-- WORK TO COMPLETE --
Retype the full set of records. Keep every character identical.
....................
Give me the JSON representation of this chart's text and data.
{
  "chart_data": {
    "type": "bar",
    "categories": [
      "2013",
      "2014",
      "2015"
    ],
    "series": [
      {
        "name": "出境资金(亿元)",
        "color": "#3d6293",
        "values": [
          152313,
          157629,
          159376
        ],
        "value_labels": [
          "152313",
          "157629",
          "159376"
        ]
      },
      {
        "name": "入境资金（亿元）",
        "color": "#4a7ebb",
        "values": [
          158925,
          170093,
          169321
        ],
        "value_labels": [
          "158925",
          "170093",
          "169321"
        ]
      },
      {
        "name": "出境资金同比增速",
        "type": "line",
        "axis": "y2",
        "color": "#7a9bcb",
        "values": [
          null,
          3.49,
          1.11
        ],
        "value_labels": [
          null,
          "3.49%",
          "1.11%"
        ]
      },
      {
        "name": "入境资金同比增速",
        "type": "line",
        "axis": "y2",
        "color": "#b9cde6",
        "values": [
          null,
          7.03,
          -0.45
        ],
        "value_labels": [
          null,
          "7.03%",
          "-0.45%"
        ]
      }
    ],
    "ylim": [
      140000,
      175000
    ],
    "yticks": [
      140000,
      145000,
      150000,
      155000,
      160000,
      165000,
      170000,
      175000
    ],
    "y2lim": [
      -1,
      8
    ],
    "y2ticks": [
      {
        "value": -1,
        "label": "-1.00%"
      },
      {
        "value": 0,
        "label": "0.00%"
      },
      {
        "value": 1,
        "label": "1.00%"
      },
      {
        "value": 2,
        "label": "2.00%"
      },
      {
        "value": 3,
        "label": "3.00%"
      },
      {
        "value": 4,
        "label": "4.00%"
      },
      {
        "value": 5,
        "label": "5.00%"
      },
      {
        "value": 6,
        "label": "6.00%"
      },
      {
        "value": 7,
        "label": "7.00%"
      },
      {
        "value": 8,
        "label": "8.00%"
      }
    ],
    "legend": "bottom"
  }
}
....................
-- SOLUTION --
Give me the JSON representation of this chart's text and data.
{
  "chart_data": {
    "type": "bar",
    "categories": [
      "2013",
      "2014",
      "2015"
    ],
    "series": [
      {
        "name": "出境资金(亿元)",
        "color": "#3d6293",
        "values": [
          152313,
          157629,
          159376
        ],
        "value_labels": [
          "152313",
          "157629",
          "159376"
        ]
      },
      {
        "name": "入境资金（亿元）",
        "color": "#4a7ebb",
        "values": [
          158925,
          170093,
          169321
        ],
        "value_labels": [
          "158925",
          "170093",
          "169321"
        ]
      },
      {
        "name": "出境资金同比增速",
        "type": "line",
        "axis": "y2",
        "color": "#7a9bcb",
        "values": [
          null,
          3.49,
          1.11
        ],
        "value_labels": [
          null,
          "3.49%",
          "1.11%"
        ]
      },
      {
        "name": "入境资金同比增速",
        "type": "line",
        "axis": "y2",
        "color": "#b9cde6",
        "values": [
          null,
          7.03,
          -0.45
        ],
        "value_labels": [
          null,
          "7.03%",
          "-0.45%"
        ]
      }
    ],
    "ylim": [
      140000,
      175000
    ],
    "yticks": [
      140000,
      145000,
      150000,
      155000,
      160000,
      165000,
      170000,
      175000
    ],
    "y2lim": [
      -1,
      8
    ],
    "y2ticks": [
      {
        "value": -1,
        "label": "-1.00%"
      },
      {
        "value": 0,
        "label": "0.00%"
      },
      {
        "value": 1,
        "label": "1.00%"
      },
      {
        "value": 2,
        "label": "2.00%"
      },
      {
        "value": 3,
        "label": "3.00%"
      },
      {
        "value": 4,
        "label": "4.00%"
      },
      {
        "value": 5,
        "label": "5.00%"
      },
      {
        "value": 6,
        "label": "6.00%"
      },
      {
        "value": 7,
        "label": "7.00%"
      },
      {
        "value": 8,
        "label": "8.00%"
      }
    ],
    "legend": "bottom"
  }
}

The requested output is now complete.